▶ **Task description**:
Copy out the material below in full, but not its images.

====== The records ======

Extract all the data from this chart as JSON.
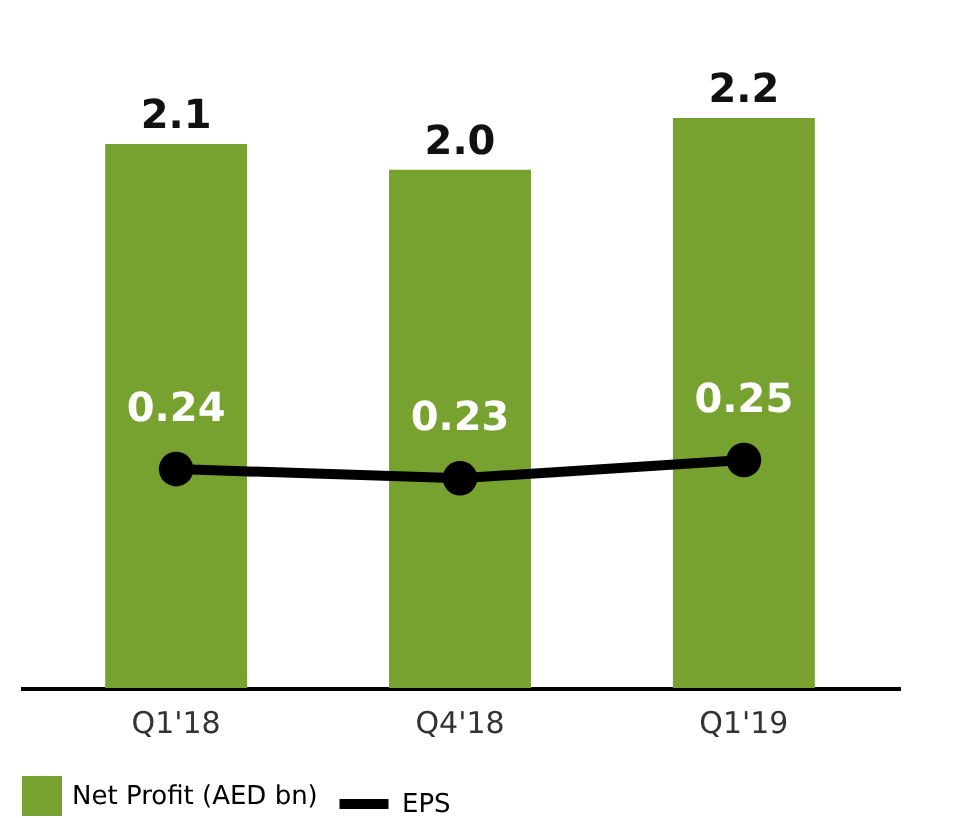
{
  "chart_data": {
    "type": "bar",
    "categories": [
      "Q1'18",
      "Q4'18",
      "Q1'19"
    ],
    "series": [
      {
        "name": "Net Profit (AED bn)",
        "color": "#78a22f",
        "values": [
          2.1,
          2.0,
          2.2
        ],
        "value_labels": [
          "2.1",
          "2.0",
          "2.2"
        ]
      },
      {
        "name": "EPS",
        "type": "line",
        "axis": "y2",
        "color": "#000000",
        "values": [
          0.24,
          0.23,
          0.25
        ],
        "marker": "circle",
        "line_style": "solid"
      }
    ],
    "data_labels": true,
    "grid": false,
    "legend": "bottom"
  }
}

======

▶ **Response to this exercise**:
Extract all the data from this chart as JSON.
{
  "chart_data": {
    "type": "bar",
    "categories": [
      "Q1'18",
      "Q4'18",
      "Q1'19"
    ],
    "series": [
      {
        "name": "Net Profit (AED bn)",
        "color": "#78a22f",
        "values": [
          2.1,
          2.0,
          2.2
        ],
        "value_labels": [
          "2.1",
          "2.0",
          "2.2"
        ]
      },
      {
        "name": "EPS",
        "type": "line",
        "axis": "y2",
        "color": "#000000",
        "values": [
          0.24,
          0.23,
          0.25
        ],
        "marker": "circle",
        "line_style": "solid"
      }
    ],
    "data_labels": true,
    "grid": false,
    "legend": "bottom"
  }
}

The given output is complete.